▸ **Dataset content**:
◇ ◇ ◇ ◇ ◇ ◇ ◇

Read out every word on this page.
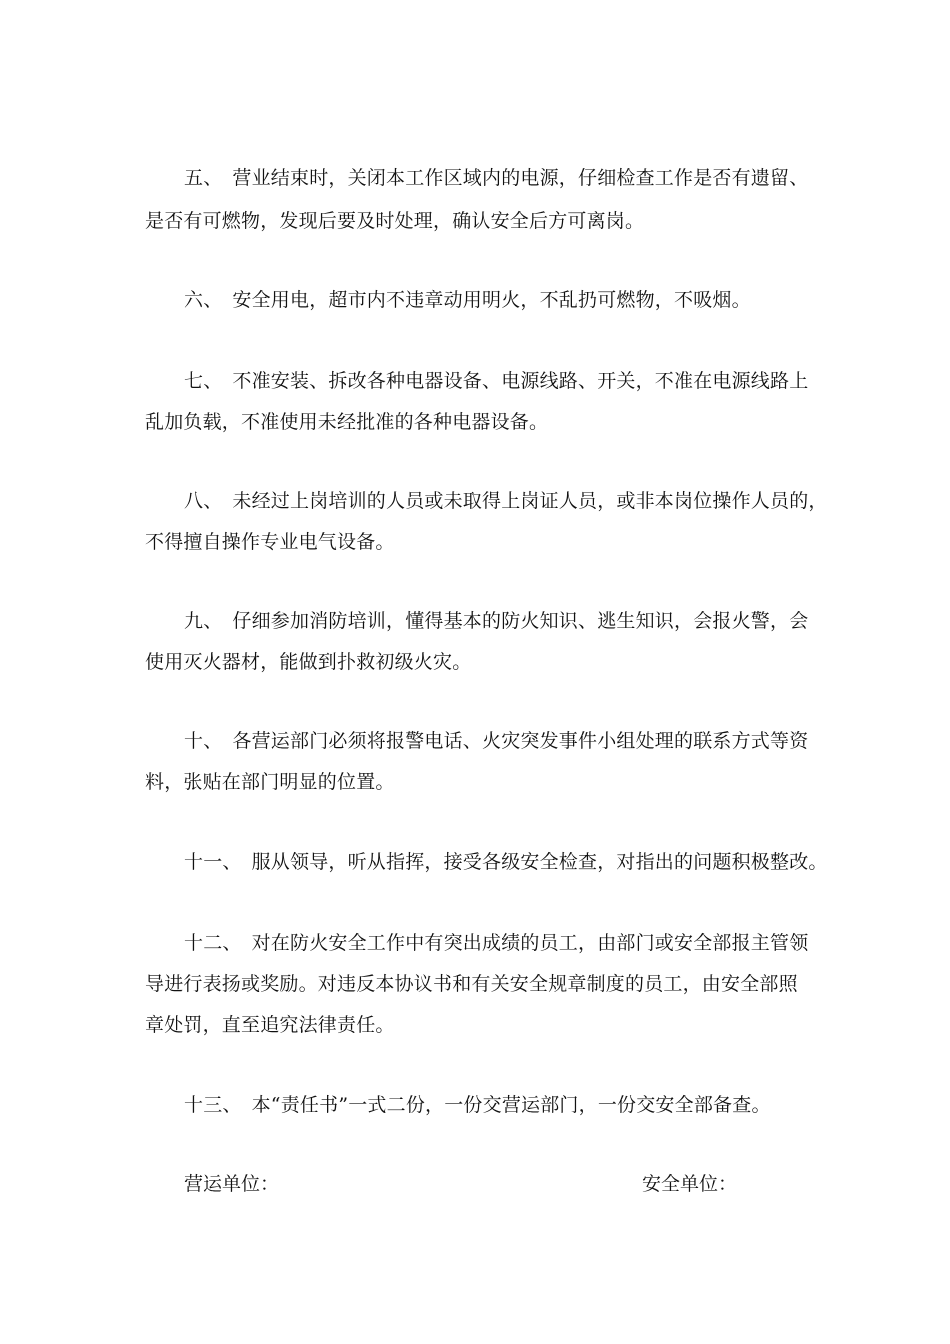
五、 营业结束时，关闭本工作区域内的电源，仔细检查工作是否有遗留、
是否有可燃物，发现后要及时处理，确认安全后方可离岗。
六、 安全用电，超市内不违章动用明火，不乱扔可燃物，不吸烟。
七、 不准安装、拆改各种电器设备、电源线路、开关，不准在电源线路上
乱加负载，不准使用未经批准的各种电器设备。
八、 未经过上岗培训的人员或未取得上岗证人员，或非本岗位操作人员的，
不得擅自操作专业电气设备。
九、 仔细参加消防培训，懂得基本的防火知识、逃生知识，会报火警，会
使用灭火器材，能做到扑救初级火灾。
十、 各营运部门必须将报警电话、火灾突发事件小组处理的联系方式等资
料，张贴在部门明显的位置。
十一、 服从领导，听从指挥，接受各级安全检查，对指出的问题积极整改。
十二、 对在防火安全工作中有突出成绩的员工，由部门或安全部报主管领
导进行表扬或奖励。对违反本协议书和有关安全规章制度的员工，由安全部照
章处罚，直至追究法律责任。
十三、 本“责任书”一式二份，一份交营运部门，一份交安全部备查。
营运单位：	安全单位：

◇ ◇ ◇ ◇ ◇ ◇ ◇

▸ **Task to carry out**: Give all the lines above again, character for character, without pictures.

▸ **Task answer**:
Read out every word on this page.
五、 营业结束时，关闭本工作区域内的电源，仔细检查工作是否有遗留、
是否有可燃物，发现后要及时处理，确认安全后方可离岗。
六、 安全用电，超市内不违章动用明火，不乱扔可燃物，不吸烟。
七、 不准安装、拆改各种电器设备、电源线路、开关，不准在电源线路上
乱加负载，不准使用未经批准的各种电器设备。
八、 未经过上岗培训的人员或未取得上岗证人员，或非本岗位操作人员的，
不得擅自操作专业电气设备。
九、 仔细参加消防培训，懂得基本的防火知识、逃生知识，会报火警，会
使用灭火器材，能做到扑救初级火灾。
十、 各营运部门必须将报警电话、火灾突发事件小组处理的联系方式等资
料，张贴在部门明显的位置。
十一、 服从领导，听从指挥，接受各级安全检查，对指出的问题积极整改。
十二、 对在防火安全工作中有突出成绩的员工，由部门或安全部报主管领
导进行表扬或奖励。对违反本协议书和有关安全规章制度的员工，由安全部照
章处罚，直至追究法律责任。
十三、 本“责任书”一式二份，一份交营运部门，一份交安全部备查。
营运单位：	安全单位：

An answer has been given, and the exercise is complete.